= What to work on =
Return the listing below word for word.

= Supplied data =
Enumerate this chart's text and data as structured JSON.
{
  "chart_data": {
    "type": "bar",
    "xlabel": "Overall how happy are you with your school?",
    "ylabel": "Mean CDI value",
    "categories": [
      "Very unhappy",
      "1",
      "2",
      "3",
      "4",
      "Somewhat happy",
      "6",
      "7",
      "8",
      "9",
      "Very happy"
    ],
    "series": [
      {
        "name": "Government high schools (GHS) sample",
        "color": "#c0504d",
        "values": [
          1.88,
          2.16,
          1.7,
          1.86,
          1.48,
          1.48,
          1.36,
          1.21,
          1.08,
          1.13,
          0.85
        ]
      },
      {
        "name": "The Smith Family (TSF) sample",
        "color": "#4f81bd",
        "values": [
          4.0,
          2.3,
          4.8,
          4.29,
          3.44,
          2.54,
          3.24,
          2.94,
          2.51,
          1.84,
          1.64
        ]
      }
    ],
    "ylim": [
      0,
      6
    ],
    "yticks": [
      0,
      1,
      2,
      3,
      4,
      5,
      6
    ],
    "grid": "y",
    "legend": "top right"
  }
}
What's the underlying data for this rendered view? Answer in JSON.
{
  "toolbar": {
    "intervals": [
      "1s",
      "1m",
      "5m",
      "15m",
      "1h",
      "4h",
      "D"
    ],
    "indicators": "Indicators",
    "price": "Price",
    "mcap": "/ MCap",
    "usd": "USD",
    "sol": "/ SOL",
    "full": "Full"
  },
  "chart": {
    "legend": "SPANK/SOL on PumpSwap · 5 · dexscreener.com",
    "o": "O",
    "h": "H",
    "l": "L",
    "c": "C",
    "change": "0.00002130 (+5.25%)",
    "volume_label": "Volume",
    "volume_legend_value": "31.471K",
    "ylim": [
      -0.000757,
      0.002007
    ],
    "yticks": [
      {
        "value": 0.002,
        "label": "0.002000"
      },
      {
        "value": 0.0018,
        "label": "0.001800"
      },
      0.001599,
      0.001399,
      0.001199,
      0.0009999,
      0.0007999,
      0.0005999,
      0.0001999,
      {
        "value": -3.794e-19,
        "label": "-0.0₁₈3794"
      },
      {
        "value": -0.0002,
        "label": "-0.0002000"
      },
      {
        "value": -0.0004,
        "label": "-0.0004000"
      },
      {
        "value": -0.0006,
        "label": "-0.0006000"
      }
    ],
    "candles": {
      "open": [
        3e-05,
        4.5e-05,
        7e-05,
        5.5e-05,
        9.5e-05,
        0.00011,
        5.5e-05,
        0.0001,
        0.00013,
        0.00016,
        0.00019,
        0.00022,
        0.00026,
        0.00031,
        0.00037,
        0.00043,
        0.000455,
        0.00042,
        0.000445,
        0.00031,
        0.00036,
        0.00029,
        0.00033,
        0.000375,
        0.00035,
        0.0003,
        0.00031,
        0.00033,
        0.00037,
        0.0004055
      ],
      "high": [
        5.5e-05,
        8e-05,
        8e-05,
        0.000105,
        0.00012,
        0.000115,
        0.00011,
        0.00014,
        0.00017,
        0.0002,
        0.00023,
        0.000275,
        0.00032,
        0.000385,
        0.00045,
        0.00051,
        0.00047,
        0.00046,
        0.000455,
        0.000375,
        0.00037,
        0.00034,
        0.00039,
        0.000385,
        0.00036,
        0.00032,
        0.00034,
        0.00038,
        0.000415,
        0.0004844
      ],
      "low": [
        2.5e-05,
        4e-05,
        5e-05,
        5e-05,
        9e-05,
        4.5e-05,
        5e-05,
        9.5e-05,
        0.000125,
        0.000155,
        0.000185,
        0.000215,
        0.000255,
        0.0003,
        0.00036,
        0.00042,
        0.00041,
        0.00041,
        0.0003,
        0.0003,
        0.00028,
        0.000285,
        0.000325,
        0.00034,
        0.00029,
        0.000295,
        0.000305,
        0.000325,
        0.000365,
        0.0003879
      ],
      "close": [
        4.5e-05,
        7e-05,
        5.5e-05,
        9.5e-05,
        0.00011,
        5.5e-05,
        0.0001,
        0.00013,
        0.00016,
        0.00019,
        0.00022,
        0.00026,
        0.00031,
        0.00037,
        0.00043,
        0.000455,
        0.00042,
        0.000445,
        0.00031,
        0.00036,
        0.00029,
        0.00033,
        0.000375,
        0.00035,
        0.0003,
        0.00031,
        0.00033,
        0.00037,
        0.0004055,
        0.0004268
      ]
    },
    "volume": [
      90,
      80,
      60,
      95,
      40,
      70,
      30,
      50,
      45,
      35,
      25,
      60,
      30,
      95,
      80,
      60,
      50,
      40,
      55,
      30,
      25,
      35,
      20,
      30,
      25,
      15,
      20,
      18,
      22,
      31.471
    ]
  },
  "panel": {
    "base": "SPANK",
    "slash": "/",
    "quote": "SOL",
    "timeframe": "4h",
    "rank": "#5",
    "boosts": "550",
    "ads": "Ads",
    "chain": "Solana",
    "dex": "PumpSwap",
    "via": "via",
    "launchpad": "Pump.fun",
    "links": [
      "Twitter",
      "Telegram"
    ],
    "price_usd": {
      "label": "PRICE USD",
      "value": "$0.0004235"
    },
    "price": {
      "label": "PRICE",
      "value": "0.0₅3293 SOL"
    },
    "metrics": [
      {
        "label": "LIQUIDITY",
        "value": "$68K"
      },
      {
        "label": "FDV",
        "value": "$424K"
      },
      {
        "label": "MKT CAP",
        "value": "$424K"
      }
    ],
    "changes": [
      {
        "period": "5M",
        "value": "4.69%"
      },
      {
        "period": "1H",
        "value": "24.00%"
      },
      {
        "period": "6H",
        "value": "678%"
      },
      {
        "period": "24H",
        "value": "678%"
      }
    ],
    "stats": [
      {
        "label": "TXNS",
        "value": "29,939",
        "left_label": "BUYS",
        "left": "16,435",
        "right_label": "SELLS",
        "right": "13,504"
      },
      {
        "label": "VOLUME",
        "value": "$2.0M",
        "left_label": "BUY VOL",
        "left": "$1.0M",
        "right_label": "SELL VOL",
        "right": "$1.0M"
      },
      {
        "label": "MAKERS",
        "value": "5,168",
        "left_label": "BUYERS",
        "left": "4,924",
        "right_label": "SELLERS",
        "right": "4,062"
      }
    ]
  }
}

= Result for this exercise =
Enumerate this chart's text and data as structured JSON.
{
  "chart_data": {
    "type": "bar",
    "xlabel": "Overall how happy are you with your school?",
    "ylabel": "Mean CDI value",
    "categories": [
      "Very unhappy",
      "1",
      "2",
      "3",
      "4",
      "Somewhat happy",
      "6",
      "7",
      "8",
      "9",
      "Very happy"
    ],
    "series": [
      {
        "name": "Government high schools (GHS) sample",
        "color": "#c0504d",
        "values": [
          1.88,
          2.16,
          1.7,
          1.86,
          1.48,
          1.48,
          1.36,
          1.21,
          1.08,
          1.13,
          0.85
        ]
      },
      {
        "name": "The Smith Family (TSF) sample",
        "color": "#4f81bd",
        "values": [
          4.0,
          2.3,
          4.8,
          4.29,
          3.44,
          2.54,
          3.24,
          2.94,
          2.51,
          1.84,
          1.64
        ]
      }
    ],
    "ylim": [
      0,
      6
    ],
    "yticks": [
      0,
      1,
      2,
      3,
      4,
      5,
      6
    ],
    "grid": "y",
    "legend": "top right"
  }
}
What's the underlying data for this rendered view? Answer in JSON.
{
  "toolbar": {
    "intervals": [
      "1s",
      "1m",
      "5m",
      "15m",
      "1h",
      "4h",
      "D"
    ],
    "indicators": "Indicators",
    "price": "Price",
    "mcap": "/ MCap",
    "usd": "USD",
    "sol": "/ SOL",
    "full": "Full"
  },
  "chart": {
    "legend": "SPANK/SOL on PumpSwap · 5 · dexscreener.com",
    "o": "O",
    "h": "H",
    "l": "L",
    "c": "C",
    "change": "0.00002130 (+5.25%)",
    "volume_label": "Volume",
    "volume_legend_value": "31.471K",
    "ylim": [
      -0.000757,
      0.002007
    ],
    "yticks": [
      {
        "value": 0.002,
        "label": "0.002000"
      },
      {
        "value": 0.0018,
        "label": "0.001800"
      },
      0.001599,
      0.001399,
      0.001199,
      0.0009999,
      0.0007999,
      0.0005999,
      0.0001999,
      {
        "value": -3.794e-19,
        "label": "-0.0₁₈3794"
      },
      {
        "value": -0.0002,
        "label": "-0.0002000"
      },
      {
        "value": -0.0004,
        "label": "-0.0004000"
      },
      {
        "value": -0.0006,
        "label": "-0.0006000"
      }
    ],
    "candles": {
      "open": [
        3e-05,
        4.5e-05,
        7e-05,
        5.5e-05,
        9.5e-05,
        0.00011,
        5.5e-05,
        0.0001,
        0.00013,
        0.00016,
        0.00019,
        0.00022,
        0.00026,
        0.00031,
        0.00037,
        0.00043,
        0.000455,
        0.00042,
        0.000445,
        0.00031,
        0.00036,
        0.00029,
        0.00033,
        0.000375,
        0.00035,
        0.0003,
        0.00031,
        0.00033,
        0.00037,
        0.0004055
      ],
      "high": [
        5.5e-05,
        8e-05,
        8e-05,
        0.000105,
        0.00012,
        0.000115,
        0.00011,
        0.00014,
        0.00017,
        0.0002,
        0.00023,
        0.000275,
        0.00032,
        0.000385,
        0.00045,
        0.00051,
        0.00047,
        0.00046,
        0.000455,
        0.000375,
        0.00037,
        0.00034,
        0.00039,
        0.000385,
        0.00036,
        0.00032,
        0.00034,
        0.00038,
        0.000415,
        0.0004844
      ],
      "low": [
        2.5e-05,
        4e-05,
        5e-05,
        5e-05,
        9e-05,
        4.5e-05,
        5e-05,
        9.5e-05,
        0.000125,
        0.000155,
        0.000185,
        0.000215,
        0.000255,
        0.0003,
        0.00036,
        0.00042,
        0.00041,
        0.00041,
        0.0003,
        0.0003,
        0.00028,
        0.000285,
        0.000325,
        0.00034,
        0.00029,
        0.000295,
        0.000305,
        0.000325,
        0.000365,
        0.0003879
      ],
      "close": [
        4.5e-05,
        7e-05,
        5.5e-05,
        9.5e-05,
        0.00011,
        5.5e-05,
        0.0001,
        0.00013,
        0.00016,
        0.00019,
        0.00022,
        0.00026,
        0.00031,
        0.00037,
        0.00043,
        0.000455,
        0.00042,
        0.000445,
        0.00031,
        0.00036,
        0.00029,
        0.00033,
        0.000375,
        0.00035,
        0.0003,
        0.00031,
        0.00033,
        0.00037,
        0.0004055,
        0.0004268
      ]
    },
    "volume": [
      90,
      80,
      60,
      95,
      40,
      70,
      30,
      50,
      45,
      35,
      25,
      60,
      30,
      95,
      80,
      60,
      50,
      40,
      55,
      30,
      25,
      35,
      20,
      30,
      25,
      15,
      20,
      18,
      22,
      31.471
    ]
  },
  "panel": {
    "base": "SPANK",
    "slash": "/",
    "quote": "SOL",
    "timeframe": "4h",
    "rank": "#5",
    "boosts": "550",
    "ads": "Ads",
    "chain": "Solana",
    "dex": "PumpSwap",
    "via": "via",
    "launchpad": "Pump.fun",
    "links": [
      "Twitter",
      "Telegram"
    ],
    "price_usd": {
      "label": "PRICE USD",
      "value": "$0.0004235"
    },
    "price": {
      "label": "PRICE",
      "value": "0.0₅3293 SOL"
    },
    "metrics": [
      {
        "label": "LIQUIDITY",
        "value": "$68K"
      },
      {
        "label": "FDV",
        "value": "$424K"
      },
      {
        "label": "MKT CAP",
        "value": "$424K"
      }
    ],
    "changes": [
      {
        "period": "5M",
        "value": "4.69%"
      },
      {
        "period": "1H",
        "value": "24.00%"
      },
      {
        "period": "6H",
        "value": "678%"
      },
      {
        "period": "24H",
        "value": "678%"
      }
    ],
    "stats": [
      {
        "label": "TXNS",
        "value": "29,939",
        "left_label": "BUYS",
        "left": "16,435",
        "right_label": "SELLS",
        "right": "13,504"
      },
      {
        "label": "VOLUME",
        "value": "$2.0M",
        "left_label": "BUY VOL",
        "left": "$1.0M",
        "right_label": "SELL VOL",
        "right": "$1.0M"
      },
      {
        "label": "MAKERS",
        "value": "5,168",
        "left_label": "BUYERS",
        "left": "4,924",
        "right_label": "SELLERS",
        "right": "4,062"
      }
    ]
  }
}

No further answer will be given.